■ **Stated task**
Where a line in the listing contains the string "short", copy that line out.

──────── Extracted entries ────────

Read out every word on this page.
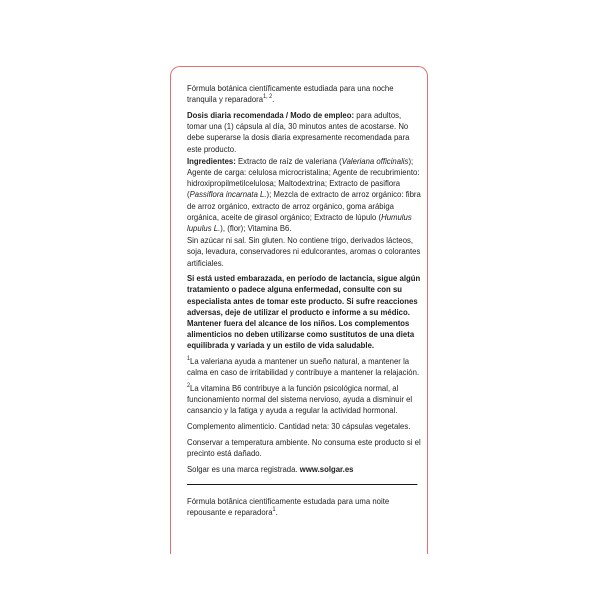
Fórmula botánica científicamente estudiada para una noche tranquila y reparadora$^{1, 2}$.

Dosis diaria recomendada / Modo de empleo: para adultos, tomar una (1) cápsula al día, 30 minutos antes de acostarse. No debe superarse la dosis diaria expresamente recomendada para este producto.

Ingredientes: Extracto de raíz de valeriana (Valeriana officinalis); Agente de carga: celulosa microcristalina; Agente de recubrimiento: hidroxipropilmetilcelulosa; Maltodextrina; Extracto de pasiflora (Passiflora incarnata L.); Mezcla de extracto de arroz orgánico: fibra de arroz orgánico, extracto de arroz orgánico, goma arábiga orgánica, aceite de girasol orgánico; Extracto de lúpulo (Humulus lupulus L.), (flor); Vitamina B6.

Sin azúcar ni sal. Sin gluten. No contiene trigo, derivados lácteos, soja, levadura, conservadores ni edulcorantes, aromas o colorantes artificiales.

Si está usted embarazada, en período de lactancia, sigue algún tratamiento o padece alguna enfermedad, consulte con su especialista antes de tomar este producto. Si sufre reacciones adversas, deje de utilizar el producto e informe a su médico. Mantener fuera del alcance de los niños. Los complementos alimenticios no deben utilizarse como sustitutos de una dieta equilibrada y variada y un estilo de vida saludable.

$^1$La valeriana ayuda a mantener un sueño natural, a mantener la calma en caso de irritabilidad y contribuye a mantener la relajación.

$^2$La vitamina B6 contribuye a la función psicológica normal, al funcionamiento normal del sistema nervioso, ayuda a disminuir el cansancio y la fatiga y ayuda a regular la actividad hormonal.

Complemento alimenticio. Cantidad neta: 30 cápsulas vegetales.

Conservar a temperatura ambiente. No consuma este producto si el precinto está dañado.

Solgar es una marca registrada. www.solgar.es

Fórmula botânica cientificamente estudada para uma noite repousante e reparadora$^1$.
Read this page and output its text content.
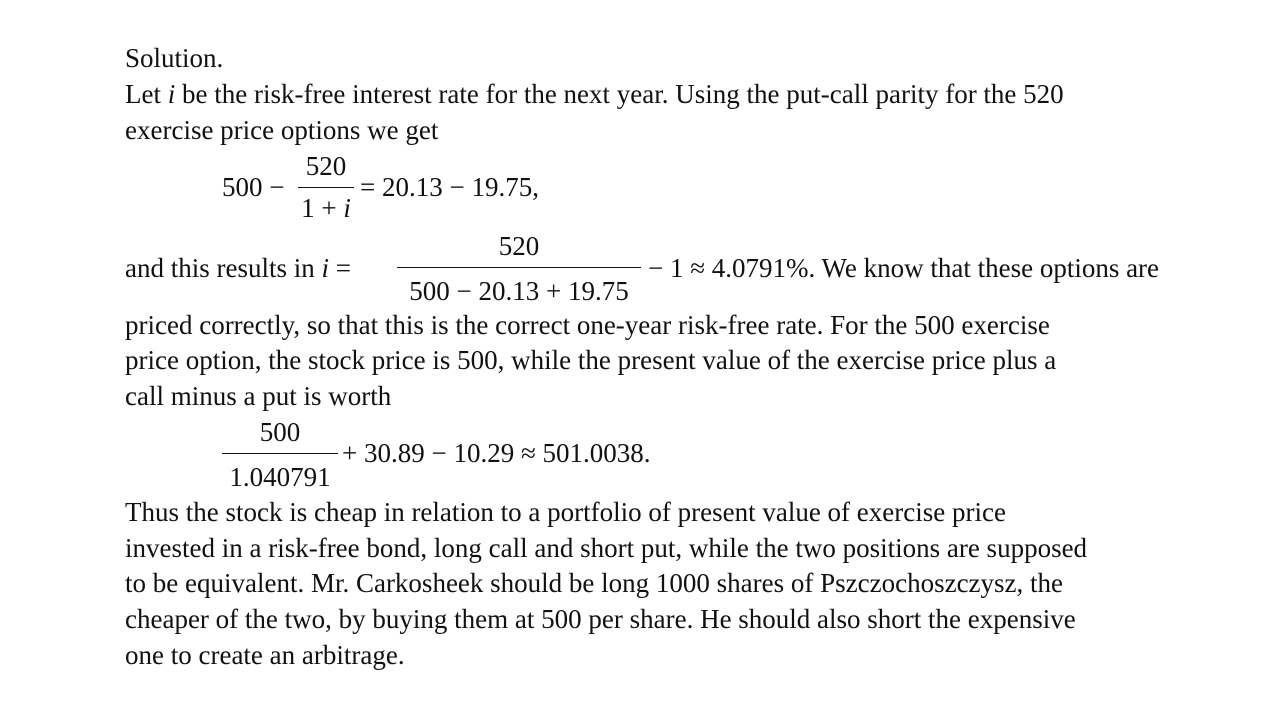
Solution.
Let i be the risk-free interest rate for the next year. Using the put-call parity for the 520
exercise price options we get
500 −
520
1 + i
= 20.13 − 19.75,
and this results in i =
520
500 − 20.13 + 19.75
− 1 ≈ 4.0791%. We know that these options are
priced correctly, so that this is the correct one-year risk-free rate. For the 500 exercise
price option, the stock price is 500, while the present value of the exercise price plus a
call minus a put is worth
500
1.040791
+ 30.89 − 10.29 ≈ 501.0038.
Thus the stock is cheap in relation to a portfolio of present value of exercise price
invested in a risk-free bond, long call and short put, while the two positions are supposed
to be equivalent. Mr. Carkosheek should be long 1000 shares of Pszczochoszczysz, the
cheaper of the two, by buying them at 500 per share. He should also short the expensive
one to create an arbitrage.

────────

■ **Solution to the problem**
invested in a risk-free bond, long call and short put, while the two positions are supposed
cheaper of the two, by buying them at 500 per share. He should also short the expensive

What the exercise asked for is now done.